Brief
Say how many lines include the word "Adjustments", using only a number.

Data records
* * * * * * * * *

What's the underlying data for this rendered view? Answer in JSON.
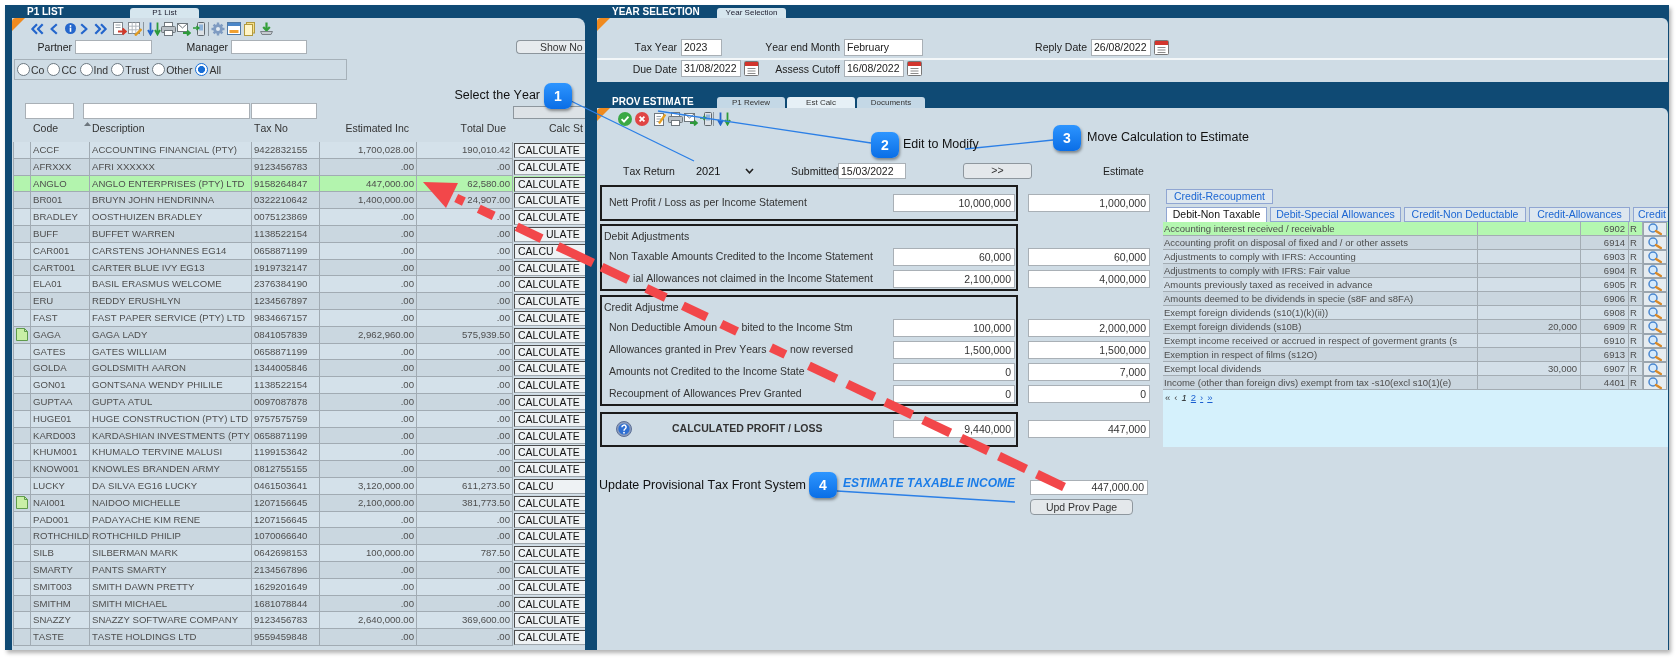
{
  "p1_list": {
    "title": "P1 LIST",
    "tab": "P1 List",
    "partner_label": "Partner",
    "manager_label": "Manager",
    "show_button": "Show No",
    "entity_types": [
      {
        "label": "Co",
        "selected": false
      },
      {
        "label": "CC",
        "selected": false
      },
      {
        "label": "Ind",
        "selected": false
      },
      {
        "label": "Trust",
        "selected": false
      },
      {
        "label": "Other",
        "selected": false
      },
      {
        "label": "All",
        "selected": true
      }
    ],
    "columns": [
      {
        "label": "Code",
        "sorted": false
      },
      {
        "label": "Description",
        "sorted": true
      },
      {
        "label": "Tax No",
        "sorted": false
      },
      {
        "label": "Estimated Inc",
        "sorted": false
      },
      {
        "label": "Total Due",
        "sorted": false
      },
      {
        "label": "Calc St",
        "sorted": false
      }
    ],
    "rows": [
      {
        "code": "ACCF",
        "description": "ACCOUNTING FINANCIAL (PTY)",
        "tax_no": "9422832155",
        "estimated_inc": "1,700,028.00",
        "total_due": "190,010.42",
        "calc_status": "CALCULATE",
        "note": false,
        "selected": false
      },
      {
        "code": "AFRXXX",
        "description": "AFRI XXXXXX",
        "tax_no": "9123456783",
        "estimated_inc": ".00",
        "total_due": ".00",
        "calc_status": "CALCULATE",
        "note": false,
        "selected": false
      },
      {
        "code": "ANGLO",
        "description": "ANGLO ENTERPRISES (PTY) LTD",
        "tax_no": "9158264847",
        "estimated_inc": "447,000.00",
        "total_due": "62,580.00",
        "calc_status": "CALCULATE",
        "note": false,
        "selected": true
      },
      {
        "code": "BR001",
        "description": "BRUYN JOHN HENDRINNA",
        "tax_no": "0322210642",
        "estimated_inc": "1,400,000.00",
        "total_due": "24,907.00",
        "calc_status": "CALCULATE",
        "note": false,
        "selected": false
      },
      {
        "code": "BRADLEY",
        "description": "OOSTHUIZEN BRADLEY",
        "tax_no": "0075123869",
        "estimated_inc": ".00",
        "total_due": ".00",
        "calc_status": "CALCULATE",
        "note": false,
        "selected": false
      },
      {
        "code": "BUFF",
        "description": "BUFFET WARREN",
        "tax_no": "1138522154",
        "estimated_inc": ".00",
        "total_due": ".00",
        "calc_status": "ULATE",
        "note": false,
        "selected": false
      },
      {
        "code": "CAR001",
        "description": "CARSTENS JOHANNES EG14",
        "tax_no": "0658871199",
        "estimated_inc": ".00",
        "total_due": ".00",
        "calc_status": "CALCU",
        "note": false,
        "selected": false
      },
      {
        "code": "CART001",
        "description": "CARTER BLUE IVY EG13",
        "tax_no": "1919732147",
        "estimated_inc": ".00",
        "total_due": ".00",
        "calc_status": "CALCULATE",
        "note": false,
        "selected": false
      },
      {
        "code": "ELA01",
        "description": "BASIL ERASMUS WELCOME",
        "tax_no": "2376384190",
        "estimated_inc": ".00",
        "total_due": ".00",
        "calc_status": "CALCULATE",
        "note": false,
        "selected": false
      },
      {
        "code": "ERU",
        "description": "REDDY ERUSHLYN",
        "tax_no": "1234567897",
        "estimated_inc": ".00",
        "total_due": ".00",
        "calc_status": "CALCULATE",
        "note": false,
        "selected": false
      },
      {
        "code": "FAST",
        "description": "FAST PAPER SERVICE (PTY) LTD",
        "tax_no": "9834667157",
        "estimated_inc": ".00",
        "total_due": ".00",
        "calc_status": "CALCULATE",
        "note": false,
        "selected": false
      },
      {
        "code": "GAGA",
        "description": "GAGA LADY",
        "tax_no": "0841057839",
        "estimated_inc": "2,962,960.00",
        "total_due": "575,939.50",
        "calc_status": "CALCULATE",
        "note": true,
        "selected": false
      },
      {
        "code": "GATES",
        "description": "GATES WILLIAM",
        "tax_no": "0658871199",
        "estimated_inc": ".00",
        "total_due": ".00",
        "calc_status": "CALCULATE",
        "note": false,
        "selected": false
      },
      {
        "code": "GOLDA",
        "description": "GOLDSMITH AARON",
        "tax_no": "1344005846",
        "estimated_inc": ".00",
        "total_due": ".00",
        "calc_status": "CALCULATE",
        "note": false,
        "selected": false
      },
      {
        "code": "GON01",
        "description": "GONTSANA WENDY PHILILE",
        "tax_no": "1138522154",
        "estimated_inc": ".00",
        "total_due": ".00",
        "calc_status": "CALCULATE",
        "note": false,
        "selected": false
      },
      {
        "code": "GUPTAA",
        "description": "GUPTA ATUL",
        "tax_no": "0097087878",
        "estimated_inc": ".00",
        "total_due": ".00",
        "calc_status": "CALCULATE",
        "note": false,
        "selected": false
      },
      {
        "code": "HUGE01",
        "description": "HUGE CONSTRUCTION (PTY) LTD",
        "tax_no": "9757575759",
        "estimated_inc": ".00",
        "total_due": ".00",
        "calc_status": "CALCULATE",
        "note": false,
        "selected": false
      },
      {
        "code": "KARD003",
        "description": "KARDASHIAN INVESTMENTS (PTY",
        "tax_no": "0658871199",
        "estimated_inc": ".00",
        "total_due": ".00",
        "calc_status": "CALCULATE",
        "note": false,
        "selected": false
      },
      {
        "code": "KHUM001",
        "description": "KHUMALO TERVINE MALUSI",
        "tax_no": "1199153642",
        "estimated_inc": ".00",
        "total_due": ".00",
        "calc_status": "CALCULATE",
        "note": false,
        "selected": false
      },
      {
        "code": "KNOW001",
        "description": "KNOWLES BRANDEN ARMY",
        "tax_no": "0812755155",
        "estimated_inc": ".00",
        "total_due": ".00",
        "calc_status": "CALCULATE",
        "note": false,
        "selected": false
      },
      {
        "code": "LUCKY",
        "description": "DA SILVA EG16 LUCKY",
        "tax_no": "0461503641",
        "estimated_inc": "3,120,000.00",
        "total_due": "611,273.50",
        "calc_status": "CALCU",
        "note": false,
        "selected": false
      },
      {
        "code": "NAI001",
        "description": "NAIDOO MICHELLE",
        "tax_no": "1207156645",
        "estimated_inc": "2,100,000.00",
        "total_due": "381,773.50",
        "calc_status": "CALCULATE",
        "note": true,
        "selected": false
      },
      {
        "code": "PAD001",
        "description": "PADAYACHE KIM RENE",
        "tax_no": "1207156645",
        "estimated_inc": ".00",
        "total_due": ".00",
        "calc_status": "CALCULATE",
        "note": false,
        "selected": false
      },
      {
        "code": "ROTHCHILD",
        "description": "ROTHCHILD PHILIP",
        "tax_no": "1070066640",
        "estimated_inc": ".00",
        "total_due": ".00",
        "calc_status": "CALCULATE",
        "note": false,
        "selected": false
      },
      {
        "code": "SILB",
        "description": "SILBERMAN MARK",
        "tax_no": "0642698153",
        "estimated_inc": "100,000.00",
        "total_due": "787.50",
        "calc_status": "CALCULATE",
        "note": false,
        "selected": false
      },
      {
        "code": "SMARTY",
        "description": "PANTS SMARTY",
        "tax_no": "2134567896",
        "estimated_inc": ".00",
        "total_due": ".00",
        "calc_status": "CALCULATE",
        "note": false,
        "selected": false
      },
      {
        "code": "SMIT003",
        "description": "SMITH DAWN PRETTY",
        "tax_no": "1629201649",
        "estimated_inc": ".00",
        "total_due": ".00",
        "calc_status": "CALCULATE",
        "note": false,
        "selected": false
      },
      {
        "code": "SMITHM",
        "description": "SMITH MICHAEL",
        "tax_no": "1681078844",
        "estimated_inc": ".00",
        "total_due": ".00",
        "calc_status": "CALCULATE",
        "note": false,
        "selected": false
      },
      {
        "code": "SNAZZY",
        "description": "SNAZZY SOFTWARE COMPANY",
        "tax_no": "9123456783",
        "estimated_inc": "2,640,000.00",
        "total_due": "369,600.00",
        "calc_status": "CALCULATE",
        "note": false,
        "selected": false
      },
      {
        "code": "TASTE",
        "description": "TASTE HOLDINGS LTD",
        "tax_no": "9559459848",
        "estimated_inc": ".00",
        "total_due": ".00",
        "calc_status": "CALCULATE",
        "note": false,
        "selected": false
      }
    ]
  },
  "year_selection": {
    "title": "YEAR SELECTION",
    "tab": "Year Selection",
    "fields": [
      {
        "label": "Tax Year",
        "value": "2023",
        "kind": "text"
      },
      {
        "label": "Year end Month",
        "value": "February",
        "kind": "text"
      },
      {
        "label": "Reply Date",
        "value": "26/08/2022",
        "kind": "date"
      },
      {
        "label": "Due Date",
        "value": "31/08/2022",
        "kind": "date"
      },
      {
        "label": "Assess Cutoff",
        "value": "16/08/2022",
        "kind": "date"
      }
    ]
  },
  "prov_estimate": {
    "title": "PROV ESTIMATE",
    "tabs": [
      {
        "label": "P1 Review",
        "selected": false
      },
      {
        "label": "Est Calc",
        "selected": true
      },
      {
        "label": "Documents",
        "selected": false
      }
    ],
    "tax_return": {
      "label": "Tax Return",
      "value": "2021"
    },
    "submitted": {
      "label": "Submitted",
      "value": "15/03/2022"
    },
    "move_button": ">>",
    "estimate_heading": "Estimate",
    "sections": [
      {
        "kind": "lines",
        "lines": [
          {
            "label": "Nett Profit / Loss as per Income Statement",
            "return_value": "10,000,000",
            "estimate_value": "1,000,000"
          }
        ]
      },
      {
        "kind": "lines",
        "heading": "Debit Adjustments",
        "lines": [
          {
            "label": "Non Taxable Amounts Credited to the Income Statement",
            "return_value": "60,000",
            "estimate_value": "60,000"
          },
          {
            "label": "ial Allowances not claimed in the Income Statement",
            "return_value": "2,100,000",
            "estimate_value": "4,000,000"
          }
        ]
      },
      {
        "kind": "lines",
        "heading": "Credit Adjustme",
        "lines": [
          {
            "label": [
              "Non Deductible Amoun",
              "bited to the Income Stm"
            ],
            "return_value": "100,000",
            "estimate_value": "2,000,000"
          },
          {
            "label": [
              "Allowances granted in Prev Years",
              "now reversed"
            ],
            "return_value": "1,500,000",
            "estimate_value": "1,500,000"
          },
          {
            "label": "Amounts not Credited to the Income State",
            "return_value": "0",
            "estimate_value": "7,000"
          },
          {
            "label": "Recoupment of Allowances Prev Granted",
            "return_value": "0",
            "estimate_value": "0"
          }
        ]
      },
      {
        "kind": "total",
        "label": "CALCULATED PROFIT / LOSS",
        "return_value": "9,440,000",
        "estimate_value": "447,000"
      }
    ],
    "taxable_income": {
      "label": "ESTIMATE TAXABLE INCOME",
      "value": "447,000.00"
    },
    "update_button": "Upd Prov Page"
  },
  "adjustment_codes": {
    "tab_rows": [
      [
        {
          "label": "Credit-Recoupment",
          "selected": false
        }
      ],
      [
        {
          "label": "Debit-Non Taxable",
          "selected": true
        },
        {
          "label": "Debit-Special Allowances",
          "selected": false
        },
        {
          "label": "Credit-Non Deductable",
          "selected": false
        },
        {
          "label": "Credit-Allowances",
          "selected": false
        },
        {
          "label": "Credit",
          "selected": false
        }
      ]
    ],
    "rows": [
      {
        "description": "Accounting interest received / receivable",
        "code": "6902",
        "flag": "R",
        "selected": true
      },
      {
        "description": "Accounting profit on disposal of fixed and / or other assets",
        "code": "6914",
        "flag": "R",
        "selected": false
      },
      {
        "description": "Adjustments to comply with IFRS: Accounting",
        "code": "6903",
        "flag": "R",
        "selected": false
      },
      {
        "description": "Adjustments to comply with IFRS: Fair value",
        "code": "6904",
        "flag": "R",
        "selected": false
      },
      {
        "description": "Amounts previously taxed as received in advance",
        "code": "6905",
        "flag": "R",
        "selected": false
      },
      {
        "description": "Amounts deemed to be dividends in specie (s8F and s8FA)",
        "code": "6906",
        "flag": "R",
        "selected": false
      },
      {
        "description": "Exempt foreign dividends (s10(1)(k)(ii))",
        "code": "6908",
        "flag": "R",
        "selected": false
      },
      {
        "description": "Exempt foreign dividends (s10B)",
        "amount": "20,000",
        "code": "6909",
        "flag": "R",
        "selected": false
      },
      {
        "description": "Exempt income received or accrued in respect of goverment grants (s",
        "code": "6910",
        "flag": "R",
        "selected": false
      },
      {
        "description": "Exemption in respect of films (s12O)",
        "code": "6913",
        "flag": "R",
        "selected": false
      },
      {
        "description": "Exempt local dividends",
        "amount": "30,000",
        "code": "6907",
        "flag": "R",
        "selected": false
      },
      {
        "description": "Income (other than foreign divs) exempt from tax -s10(excl s10(1)(e)",
        "code": "4401",
        "flag": "R",
        "selected": false
      }
    ],
    "pagination": [
      {
        "label": "«",
        "disabled": true,
        "selected": false
      },
      {
        "label": "‹",
        "disabled": true,
        "selected": false
      },
      {
        "label": "1",
        "disabled": false,
        "selected": true
      },
      {
        "label": "2",
        "disabled": false,
        "selected": false
      },
      {
        "label": "›",
        "disabled": false,
        "selected": false
      },
      {
        "label": "»",
        "disabled": false,
        "selected": false
      }
    ]
  },
  "callouts": [
    {
      "number": "1",
      "text": "Select the Year"
    },
    {
      "number": "2",
      "text": "Edit to Modify"
    },
    {
      "number": "3",
      "text": "Move Calculation to Estimate"
    },
    {
      "number": "4",
      "text": "Update Provisional Tax Front System"
    }
  ]
}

* * * * * * * * *

Result for this exercise
3